_Records shown_:

___

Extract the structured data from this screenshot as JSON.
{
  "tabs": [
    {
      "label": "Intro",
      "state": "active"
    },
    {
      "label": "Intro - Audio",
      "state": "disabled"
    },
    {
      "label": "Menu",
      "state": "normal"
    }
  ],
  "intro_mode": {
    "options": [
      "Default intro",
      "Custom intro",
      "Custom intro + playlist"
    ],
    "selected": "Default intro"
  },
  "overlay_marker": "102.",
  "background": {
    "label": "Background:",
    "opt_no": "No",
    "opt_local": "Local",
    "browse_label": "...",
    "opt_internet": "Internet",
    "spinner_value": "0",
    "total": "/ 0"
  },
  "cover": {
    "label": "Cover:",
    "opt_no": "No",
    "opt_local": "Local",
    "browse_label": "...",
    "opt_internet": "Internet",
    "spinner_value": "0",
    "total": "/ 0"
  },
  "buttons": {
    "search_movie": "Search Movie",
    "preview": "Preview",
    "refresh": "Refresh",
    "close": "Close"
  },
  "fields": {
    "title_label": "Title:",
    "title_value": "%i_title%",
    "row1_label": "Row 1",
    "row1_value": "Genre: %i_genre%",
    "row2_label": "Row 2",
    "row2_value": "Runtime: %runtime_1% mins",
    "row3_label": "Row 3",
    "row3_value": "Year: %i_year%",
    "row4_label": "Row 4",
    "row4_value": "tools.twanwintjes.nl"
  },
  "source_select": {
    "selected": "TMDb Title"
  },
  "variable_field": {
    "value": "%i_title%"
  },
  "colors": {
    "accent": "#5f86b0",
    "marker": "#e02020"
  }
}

___

Retype the listing exactly, in full.

_Completed task_:
Extract the structured data from this screenshot as JSON.
{
  "tabs": [
    {
      "label": "Intro",
      "state": "active"
    },
    {
      "label": "Intro - Audio",
      "state": "disabled"
    },
    {
      "label": "Menu",
      "state": "normal"
    }
  ],
  "intro_mode": {
    "options": [
      "Default intro",
      "Custom intro",
      "Custom intro + playlist"
    ],
    "selected": "Default intro"
  },
  "overlay_marker": "102.",
  "background": {
    "label": "Background:",
    "opt_no": "No",
    "opt_local": "Local",
    "browse_label": "...",
    "opt_internet": "Internet",
    "spinner_value": "0",
    "total": "/ 0"
  },
  "cover": {
    "label": "Cover:",
    "opt_no": "No",
    "opt_local": "Local",
    "browse_label": "...",
    "opt_internet": "Internet",
    "spinner_value": "0",
    "total": "/ 0"
  },
  "buttons": {
    "search_movie": "Search Movie",
    "preview": "Preview",
    "refresh": "Refresh",
    "close": "Close"
  },
  "fields": {
    "title_label": "Title:",
    "title_value": "%i_title%",
    "row1_label": "Row 1",
    "row1_value": "Genre: %i_genre%",
    "row2_label": "Row 2",
    "row2_value": "Runtime: %runtime_1% mins",
    "row3_label": "Row 3",
    "row3_value": "Year: %i_year%",
    "row4_label": "Row 4",
    "row4_value": "tools.twanwintjes.nl"
  },
  "source_select": {
    "selected": "TMDb Title"
  },
  "variable_field": {
    "value": "%i_title%"
  },
  "colors": {
    "accent": "#5f86b0",
    "marker": "#e02020"
  }
}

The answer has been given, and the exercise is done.